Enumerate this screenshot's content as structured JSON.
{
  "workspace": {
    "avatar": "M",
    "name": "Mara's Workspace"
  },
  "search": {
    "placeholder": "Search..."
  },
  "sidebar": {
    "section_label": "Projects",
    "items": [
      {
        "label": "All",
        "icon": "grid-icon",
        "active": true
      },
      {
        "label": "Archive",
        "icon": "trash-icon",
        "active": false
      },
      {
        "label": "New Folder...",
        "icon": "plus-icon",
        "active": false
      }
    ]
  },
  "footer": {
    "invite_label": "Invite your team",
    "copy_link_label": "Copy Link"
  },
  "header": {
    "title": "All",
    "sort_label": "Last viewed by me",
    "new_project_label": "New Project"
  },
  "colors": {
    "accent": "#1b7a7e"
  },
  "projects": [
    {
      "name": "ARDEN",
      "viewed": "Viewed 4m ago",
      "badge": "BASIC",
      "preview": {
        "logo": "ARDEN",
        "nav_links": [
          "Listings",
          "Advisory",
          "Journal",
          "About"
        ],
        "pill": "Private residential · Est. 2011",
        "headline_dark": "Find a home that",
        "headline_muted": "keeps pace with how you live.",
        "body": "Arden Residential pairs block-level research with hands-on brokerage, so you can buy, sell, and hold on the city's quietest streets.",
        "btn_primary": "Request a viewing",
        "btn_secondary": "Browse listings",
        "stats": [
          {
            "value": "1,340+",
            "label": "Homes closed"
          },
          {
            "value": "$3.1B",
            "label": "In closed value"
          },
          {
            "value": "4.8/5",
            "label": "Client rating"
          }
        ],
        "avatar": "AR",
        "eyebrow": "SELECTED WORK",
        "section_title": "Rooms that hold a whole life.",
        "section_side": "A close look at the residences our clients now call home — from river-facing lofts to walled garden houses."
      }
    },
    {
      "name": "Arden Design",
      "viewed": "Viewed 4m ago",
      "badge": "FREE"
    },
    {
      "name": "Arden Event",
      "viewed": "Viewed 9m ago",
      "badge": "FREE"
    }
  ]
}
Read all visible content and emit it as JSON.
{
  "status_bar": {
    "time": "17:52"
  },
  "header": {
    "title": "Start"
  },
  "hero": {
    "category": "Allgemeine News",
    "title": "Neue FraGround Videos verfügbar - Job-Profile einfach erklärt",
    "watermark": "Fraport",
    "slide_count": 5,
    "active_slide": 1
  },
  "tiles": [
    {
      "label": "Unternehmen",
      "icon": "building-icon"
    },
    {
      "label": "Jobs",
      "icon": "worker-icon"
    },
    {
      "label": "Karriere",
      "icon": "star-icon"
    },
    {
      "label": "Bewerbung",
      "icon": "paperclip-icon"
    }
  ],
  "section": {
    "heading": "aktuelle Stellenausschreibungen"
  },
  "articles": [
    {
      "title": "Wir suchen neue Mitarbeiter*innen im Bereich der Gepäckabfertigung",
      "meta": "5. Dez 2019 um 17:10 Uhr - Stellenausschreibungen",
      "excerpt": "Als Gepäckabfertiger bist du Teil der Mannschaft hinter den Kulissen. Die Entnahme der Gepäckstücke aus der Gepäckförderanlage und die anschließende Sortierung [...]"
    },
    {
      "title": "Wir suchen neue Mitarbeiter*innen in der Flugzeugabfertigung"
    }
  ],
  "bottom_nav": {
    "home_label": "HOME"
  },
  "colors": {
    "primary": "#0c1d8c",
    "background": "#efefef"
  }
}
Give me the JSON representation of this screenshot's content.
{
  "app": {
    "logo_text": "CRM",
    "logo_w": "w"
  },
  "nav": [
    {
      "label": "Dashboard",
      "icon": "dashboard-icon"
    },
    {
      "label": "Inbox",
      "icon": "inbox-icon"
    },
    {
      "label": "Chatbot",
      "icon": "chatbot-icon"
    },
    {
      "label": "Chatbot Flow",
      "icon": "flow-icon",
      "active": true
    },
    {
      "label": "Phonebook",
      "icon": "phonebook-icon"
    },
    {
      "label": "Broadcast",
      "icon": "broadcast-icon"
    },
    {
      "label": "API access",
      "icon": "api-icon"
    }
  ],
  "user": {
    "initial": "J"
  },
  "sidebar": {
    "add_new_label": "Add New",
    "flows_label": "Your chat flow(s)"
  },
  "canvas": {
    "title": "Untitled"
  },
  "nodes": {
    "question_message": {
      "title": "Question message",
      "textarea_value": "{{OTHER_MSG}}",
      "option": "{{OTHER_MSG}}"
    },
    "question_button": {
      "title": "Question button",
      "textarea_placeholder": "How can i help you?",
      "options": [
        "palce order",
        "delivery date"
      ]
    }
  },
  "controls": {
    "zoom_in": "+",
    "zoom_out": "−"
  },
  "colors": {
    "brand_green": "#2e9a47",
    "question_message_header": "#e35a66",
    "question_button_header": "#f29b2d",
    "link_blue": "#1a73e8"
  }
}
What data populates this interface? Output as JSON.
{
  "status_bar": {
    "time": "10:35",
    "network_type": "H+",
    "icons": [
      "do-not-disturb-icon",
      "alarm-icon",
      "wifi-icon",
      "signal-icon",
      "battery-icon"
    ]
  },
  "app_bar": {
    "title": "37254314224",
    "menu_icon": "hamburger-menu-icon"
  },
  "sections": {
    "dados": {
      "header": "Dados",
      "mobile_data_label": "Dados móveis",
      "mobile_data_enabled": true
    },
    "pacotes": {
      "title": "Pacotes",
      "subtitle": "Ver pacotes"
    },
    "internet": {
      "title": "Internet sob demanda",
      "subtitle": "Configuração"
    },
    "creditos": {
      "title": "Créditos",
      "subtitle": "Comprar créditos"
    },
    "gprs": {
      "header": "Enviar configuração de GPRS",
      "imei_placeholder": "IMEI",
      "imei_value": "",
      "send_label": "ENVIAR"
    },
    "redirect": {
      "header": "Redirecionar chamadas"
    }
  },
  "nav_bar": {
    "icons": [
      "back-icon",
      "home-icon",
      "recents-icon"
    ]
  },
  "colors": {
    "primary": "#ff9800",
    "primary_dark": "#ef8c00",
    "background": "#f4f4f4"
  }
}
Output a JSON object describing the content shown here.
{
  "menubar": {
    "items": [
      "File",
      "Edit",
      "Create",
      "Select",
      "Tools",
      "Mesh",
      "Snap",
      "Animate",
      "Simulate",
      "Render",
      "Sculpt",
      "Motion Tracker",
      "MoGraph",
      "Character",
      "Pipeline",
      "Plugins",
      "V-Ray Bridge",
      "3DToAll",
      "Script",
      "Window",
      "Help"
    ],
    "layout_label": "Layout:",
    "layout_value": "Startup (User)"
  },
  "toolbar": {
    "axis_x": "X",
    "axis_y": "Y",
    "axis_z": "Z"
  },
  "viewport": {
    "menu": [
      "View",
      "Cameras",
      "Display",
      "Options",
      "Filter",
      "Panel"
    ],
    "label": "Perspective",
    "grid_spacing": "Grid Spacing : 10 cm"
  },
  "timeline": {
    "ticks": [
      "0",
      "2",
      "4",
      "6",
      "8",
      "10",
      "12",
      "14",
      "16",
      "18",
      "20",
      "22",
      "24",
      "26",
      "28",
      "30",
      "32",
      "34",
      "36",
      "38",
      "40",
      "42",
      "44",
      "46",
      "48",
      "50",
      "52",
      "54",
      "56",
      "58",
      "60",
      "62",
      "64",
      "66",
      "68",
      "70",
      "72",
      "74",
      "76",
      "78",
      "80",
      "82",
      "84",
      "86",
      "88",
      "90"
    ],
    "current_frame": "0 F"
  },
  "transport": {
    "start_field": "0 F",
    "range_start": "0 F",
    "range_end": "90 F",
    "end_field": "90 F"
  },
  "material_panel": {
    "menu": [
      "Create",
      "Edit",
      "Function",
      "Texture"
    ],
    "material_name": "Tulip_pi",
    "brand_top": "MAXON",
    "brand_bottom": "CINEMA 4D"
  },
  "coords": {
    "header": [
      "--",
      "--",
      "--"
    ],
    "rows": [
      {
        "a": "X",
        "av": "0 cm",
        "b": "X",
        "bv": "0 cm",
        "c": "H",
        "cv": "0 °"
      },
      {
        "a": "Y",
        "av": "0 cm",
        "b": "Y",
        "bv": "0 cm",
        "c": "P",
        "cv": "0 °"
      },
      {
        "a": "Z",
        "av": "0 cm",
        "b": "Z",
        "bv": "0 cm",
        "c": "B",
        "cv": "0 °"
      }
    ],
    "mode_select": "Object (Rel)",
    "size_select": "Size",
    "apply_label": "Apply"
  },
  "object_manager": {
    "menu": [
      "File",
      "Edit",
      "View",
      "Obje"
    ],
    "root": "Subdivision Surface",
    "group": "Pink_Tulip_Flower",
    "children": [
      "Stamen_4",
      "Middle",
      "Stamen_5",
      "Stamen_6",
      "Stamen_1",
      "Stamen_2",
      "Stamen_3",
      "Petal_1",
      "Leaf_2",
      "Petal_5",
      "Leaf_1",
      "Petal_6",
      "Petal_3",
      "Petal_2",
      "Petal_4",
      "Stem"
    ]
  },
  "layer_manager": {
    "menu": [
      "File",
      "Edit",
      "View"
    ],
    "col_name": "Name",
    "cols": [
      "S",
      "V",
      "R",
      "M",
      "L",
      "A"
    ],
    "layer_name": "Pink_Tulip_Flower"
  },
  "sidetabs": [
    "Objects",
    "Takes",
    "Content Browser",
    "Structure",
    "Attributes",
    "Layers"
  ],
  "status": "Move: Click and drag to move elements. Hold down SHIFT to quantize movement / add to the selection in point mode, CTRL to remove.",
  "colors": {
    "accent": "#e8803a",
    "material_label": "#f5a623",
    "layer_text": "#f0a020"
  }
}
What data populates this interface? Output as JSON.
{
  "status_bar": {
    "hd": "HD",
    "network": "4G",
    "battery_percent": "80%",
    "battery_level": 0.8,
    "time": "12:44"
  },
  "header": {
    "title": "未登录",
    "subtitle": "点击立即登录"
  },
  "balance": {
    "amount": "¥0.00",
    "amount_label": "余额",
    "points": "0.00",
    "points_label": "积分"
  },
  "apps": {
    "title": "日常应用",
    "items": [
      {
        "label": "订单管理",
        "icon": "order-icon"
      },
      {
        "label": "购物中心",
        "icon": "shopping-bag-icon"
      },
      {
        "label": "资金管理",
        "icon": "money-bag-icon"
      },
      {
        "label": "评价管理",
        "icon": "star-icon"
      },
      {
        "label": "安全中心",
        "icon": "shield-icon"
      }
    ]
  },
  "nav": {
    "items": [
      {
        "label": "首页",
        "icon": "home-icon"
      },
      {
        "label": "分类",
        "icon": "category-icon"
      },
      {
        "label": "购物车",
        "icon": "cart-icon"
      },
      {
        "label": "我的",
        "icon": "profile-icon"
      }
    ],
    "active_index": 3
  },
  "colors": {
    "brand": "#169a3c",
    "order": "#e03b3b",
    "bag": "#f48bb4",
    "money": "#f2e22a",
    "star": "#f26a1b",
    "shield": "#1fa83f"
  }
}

——————

Written exercise
Copy out the lines in which the string "this" appears.

Result
Enumerate this screenshot's content as structured JSON.
Give me the JSON representation of this screenshot's content.
What data populates this interface? Output as JSON.
What data populates this interface? Output as JSON.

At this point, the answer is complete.